::: Materials provided :::

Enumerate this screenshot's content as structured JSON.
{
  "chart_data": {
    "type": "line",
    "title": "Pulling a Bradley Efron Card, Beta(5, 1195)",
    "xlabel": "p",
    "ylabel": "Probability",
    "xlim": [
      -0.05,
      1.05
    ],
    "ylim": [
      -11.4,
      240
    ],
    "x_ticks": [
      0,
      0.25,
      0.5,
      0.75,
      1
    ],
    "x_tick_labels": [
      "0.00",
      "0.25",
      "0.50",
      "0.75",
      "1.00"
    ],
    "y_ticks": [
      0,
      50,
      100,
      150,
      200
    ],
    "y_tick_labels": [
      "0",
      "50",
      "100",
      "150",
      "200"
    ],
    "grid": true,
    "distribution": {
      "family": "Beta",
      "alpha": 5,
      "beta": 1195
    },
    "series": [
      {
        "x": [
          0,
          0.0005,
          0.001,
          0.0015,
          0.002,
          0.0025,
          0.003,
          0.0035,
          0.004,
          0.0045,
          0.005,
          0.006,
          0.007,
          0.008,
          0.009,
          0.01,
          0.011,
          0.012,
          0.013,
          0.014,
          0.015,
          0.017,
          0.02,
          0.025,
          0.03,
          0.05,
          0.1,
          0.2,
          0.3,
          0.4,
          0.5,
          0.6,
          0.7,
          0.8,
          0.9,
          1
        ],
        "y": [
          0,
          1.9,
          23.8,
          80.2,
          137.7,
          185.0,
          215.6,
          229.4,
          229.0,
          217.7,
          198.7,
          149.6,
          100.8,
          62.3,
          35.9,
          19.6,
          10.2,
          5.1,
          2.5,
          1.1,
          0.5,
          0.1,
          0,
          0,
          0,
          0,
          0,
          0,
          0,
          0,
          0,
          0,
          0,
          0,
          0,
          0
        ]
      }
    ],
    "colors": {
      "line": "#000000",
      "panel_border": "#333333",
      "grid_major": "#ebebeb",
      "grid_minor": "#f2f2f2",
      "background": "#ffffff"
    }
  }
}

:::

**What is being asked**
Repeat every entry word for word.

**Reply**
Enumerate this screenshot's content as structured JSON.
{
  "chart_data": {
    "type": "line",
    "title": "Pulling a Bradley Efron Card, Beta(5, 1195)",
    "xlabel": "p",
    "ylabel": "Probability",
    "xlim": [
      -0.05,
      1.05
    ],
    "ylim": [
      -11.4,
      240
    ],
    "x_ticks": [
      0,
      0.25,
      0.5,
      0.75,
      1
    ],
    "x_tick_labels": [
      "0.00",
      "0.25",
      "0.50",
      "0.75",
      "1.00"
    ],
    "y_ticks": [
      0,
      50,
      100,
      150,
      200
    ],
    "y_tick_labels": [
      "0",
      "50",
      "100",
      "150",
      "200"
    ],
    "grid": true,
    "distribution": {
      "family": "Beta",
      "alpha": 5,
      "beta": 1195
    },
    "series": [
      {
        "x": [
          0,
          0.0005,
          0.001,
          0.0015,
          0.002,
          0.0025,
          0.003,
          0.0035,
          0.004,
          0.0045,
          0.005,
          0.006,
          0.007,
          0.008,
          0.009,
          0.01,
          0.011,
          0.012,
          0.013,
          0.014,
          0.015,
          0.017,
          0.02,
          0.025,
          0.03,
          0.05,
          0.1,
          0.2,
          0.3,
          0.4,
          0.5,
          0.6,
          0.7,
          0.8,
          0.9,
          1
        ],
        "y": [
          0,
          1.9,
          23.8,
          80.2,
          137.7,
          185.0,
          215.6,
          229.4,
          229.0,
          217.7,
          198.7,
          149.6,
          100.8,
          62.3,
          35.9,
          19.6,
          10.2,
          5.1,
          2.5,
          1.1,
          0.5,
          0.1,
          0,
          0,
          0,
          0,
          0,
          0,
          0,
          0,
          0,
          0,
          0,
          0,
          0,
          0
        ]
      }
    ],
    "colors": {
      "line": "#000000",
      "panel_border": "#333333",
      "grid_major": "#ebebeb",
      "grid_minor": "#f2f2f2",
      "background": "#ffffff"
    }
  }
}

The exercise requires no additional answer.